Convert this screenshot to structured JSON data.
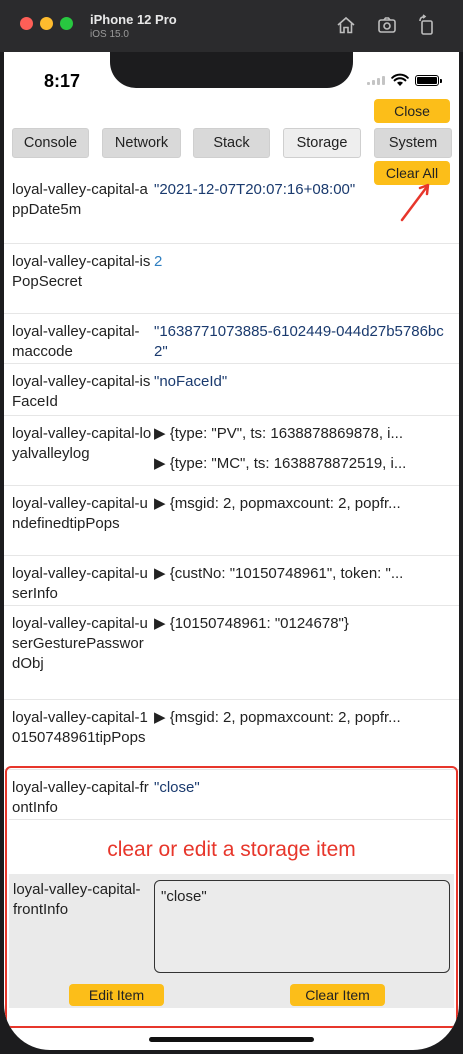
{
  "device": {
    "name": "iPhone 12 Pro",
    "os": "iOS 15.0",
    "title_icons": [
      "home-icon",
      "screenshot-icon",
      "rotate-icon"
    ]
  },
  "status_bar": {
    "time": "8:17"
  },
  "toolbar": {
    "close_label": "Close",
    "clear_all_label": "Clear All",
    "tabs": [
      {
        "label": "Console"
      },
      {
        "label": "Network"
      },
      {
        "label": "Stack"
      },
      {
        "label": "Storage"
      },
      {
        "label": "System"
      }
    ],
    "active_tab": "Storage"
  },
  "storage": {
    "items": [
      {
        "key": "loyal-valley-capital-appDate5m",
        "value": "\"2021-12-07T20:07:16+08:00\""
      },
      {
        "key": "loyal-valley-capital-isPopSecret",
        "value": "2"
      },
      {
        "key": "loyal-valley-capital-maccode",
        "value": "\"1638771073885-6102449-044d27b5786bc2\""
      },
      {
        "key": "loyal-valley-capital-isFaceId",
        "value": "\"noFaceId\""
      },
      {
        "key": "loyal-valley-capital-loyalvalleylog",
        "lines": [
          "▶ {type: \"PV\", ts: 1638878869878, i...",
          "▶ {type: \"MC\", ts: 1638878872519, i..."
        ]
      },
      {
        "key": "loyal-valley-capital-undefinedtipPops",
        "lines": [
          "▶ {msgid: 2, popmaxcount: 2, popfr..."
        ]
      },
      {
        "key": "loyal-valley-capital-userInfo",
        "lines": [
          "▶ {custNo: \"10150748961\", token: \"..."
        ]
      },
      {
        "key": "loyal-valley-capital-userGesturePasswordObj",
        "lines": [
          "▶ {10150748961: \"0124678\"}"
        ]
      },
      {
        "key": "loyal-valley-capital-10150748961tipPops",
        "lines": [
          "▶ {msgid: 2, popmaxcount: 2, popfr..."
        ]
      },
      {
        "key": "loyal-valley-capital-frontInfo",
        "value": "\"close\""
      }
    ]
  },
  "annotation": {
    "text": "clear or edit a storage item",
    "color": "#e7362b"
  },
  "editor": {
    "key": "loyal-valley-capital-frontInfo",
    "value": "\"close\"",
    "edit_label": "Edit Item",
    "clear_label": "Clear Item"
  },
  "colors": {
    "accent": "#fcbe19",
    "annotation": "#e7362b"
  }
}
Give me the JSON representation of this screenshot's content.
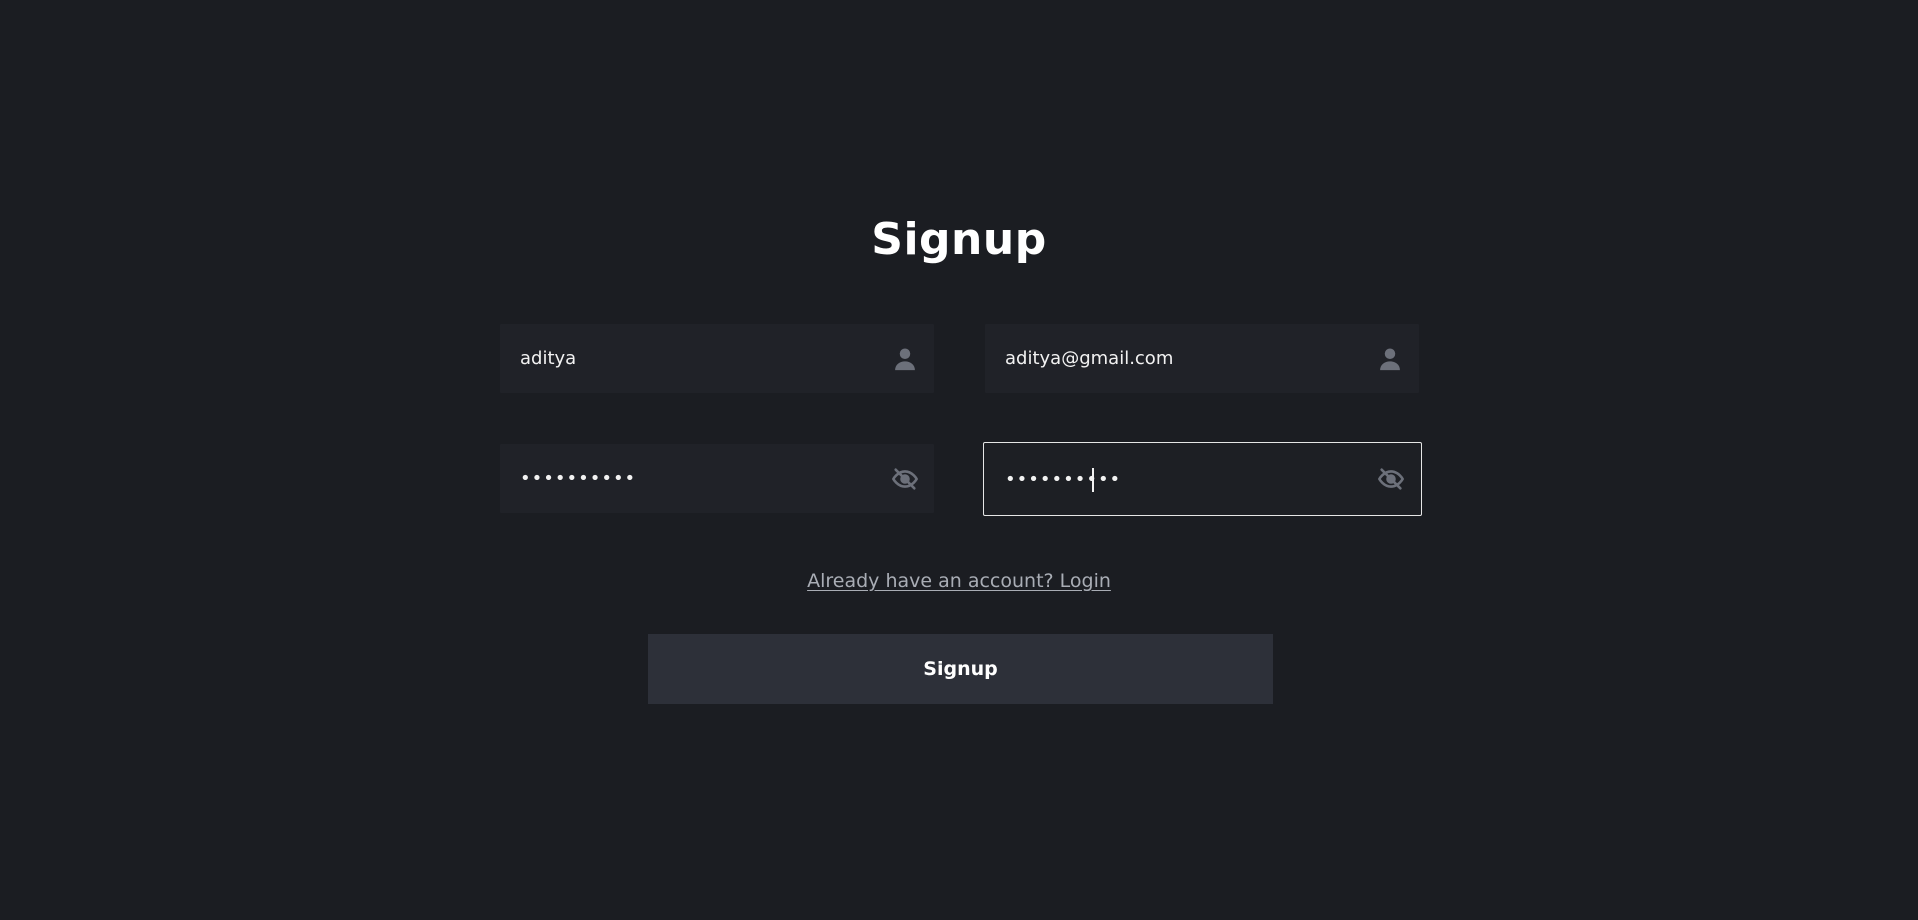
{
  "page": {
    "title": "Signup"
  },
  "form": {
    "username": {
      "value": "aditya",
      "icon": "user-icon"
    },
    "email": {
      "value": "aditya@gmail.com",
      "icon": "user-icon"
    },
    "password": {
      "value": "••••••••••",
      "icon": "eye-slash-icon"
    },
    "confirm_password": {
      "value": "••••••••••",
      "icon": "eye-slash-icon",
      "focused": true
    }
  },
  "login_link": {
    "label": "Already have an account? Login"
  },
  "submit": {
    "label": "Signup"
  },
  "colors": {
    "background": "#1b1d22",
    "field_background": "#202228",
    "button_background": "#2d3039",
    "focus_border": "#e6e6e6",
    "link": "#a9adb5",
    "icon": "#6c707a"
  }
}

_ _ _ _

→ **TASK BRIEF**:
Quote the data above in full and without alteration; skip the pictures.

→ **SOLUTION TO THIS TASK**:
Convert this screenshot to structured JSON data.
{
  "device": {
    "name": "iPhone 12 Pro",
    "os": "iOS 15.0",
    "title_icons": [
      "home-icon",
      "screenshot-icon",
      "rotate-icon"
    ]
  },
  "status_bar": {
    "time": "8:17"
  },
  "toolbar": {
    "close_label": "Close",
    "clear_all_label": "Clear All",
    "tabs": [
      {
        "label": "Console"
      },
      {
        "label": "Network"
      },
      {
        "label": "Stack"
      },
      {
        "label": "Storage"
      },
      {
        "label": "System"
      }
    ],
    "active_tab": "Storage"
  },
  "storage": {
    "items": [
      {
        "key": "loyal-valley-capital-appDate5m",
        "value": "\"2021-12-07T20:07:16+08:00\""
      },
      {
        "key": "loyal-valley-capital-isPopSecret",
        "value": "2"
      },
      {
        "key": "loyal-valley-capital-maccode",
        "value": "\"1638771073885-6102449-044d27b5786bc2\""
      },
      {
        "key": "loyal-valley-capital-isFaceId",
        "value": "\"noFaceId\""
      },
      {
        "key": "loyal-valley-capital-loyalvalleylog",
        "lines": [
          "▶ {type: \"PV\", ts: 1638878869878, i...",
          "▶ {type: \"MC\", ts: 1638878872519, i..."
        ]
      },
      {
        "key": "loyal-valley-capital-undefinedtipPops",
        "lines": [
          "▶ {msgid: 2, popmaxcount: 2, popfr..."
        ]
      },
      {
        "key": "loyal-valley-capital-userInfo",
        "lines": [
          "▶ {custNo: \"10150748961\", token: \"..."
        ]
      },
      {
        "key": "loyal-valley-capital-userGesturePasswordObj",
        "lines": [
          "▶ {10150748961: \"0124678\"}"
        ]
      },
      {
        "key": "loyal-valley-capital-10150748961tipPops",
        "lines": [
          "▶ {msgid: 2, popmaxcount: 2, popfr..."
        ]
      },
      {
        "key": "loyal-valley-capital-frontInfo",
        "value": "\"close\""
      }
    ]
  },
  "annotation": {
    "text": "clear or edit a storage item",
    "color": "#e7362b"
  },
  "editor": {
    "key": "loyal-valley-capital-frontInfo",
    "value": "\"close\"",
    "edit_label": "Edit Item",
    "clear_label": "Clear Item"
  },
  "colors": {
    "accent": "#fcbe19",
    "annotation": "#e7362b"
  }
}
Give me the JSON representation of this screenshot's content.
{
  "page": {
    "title": "Signup"
  },
  "form": {
    "username": {
      "value": "aditya",
      "icon": "user-icon"
    },
    "email": {
      "value": "aditya@gmail.com",
      "icon": "user-icon"
    },
    "password": {
      "value": "••••••••••",
      "icon": "eye-slash-icon"
    },
    "confirm_password": {
      "value": "••••••••••",
      "icon": "eye-slash-icon",
      "focused": true
    }
  },
  "login_link": {
    "label": "Already have an account? Login"
  },
  "submit": {
    "label": "Signup"
  },
  "colors": {
    "background": "#1b1d22",
    "field_background": "#202228",
    "button_background": "#2d3039",
    "focus_border": "#e6e6e6",
    "link": "#a9adb5",
    "icon": "#6c707a"
  }
}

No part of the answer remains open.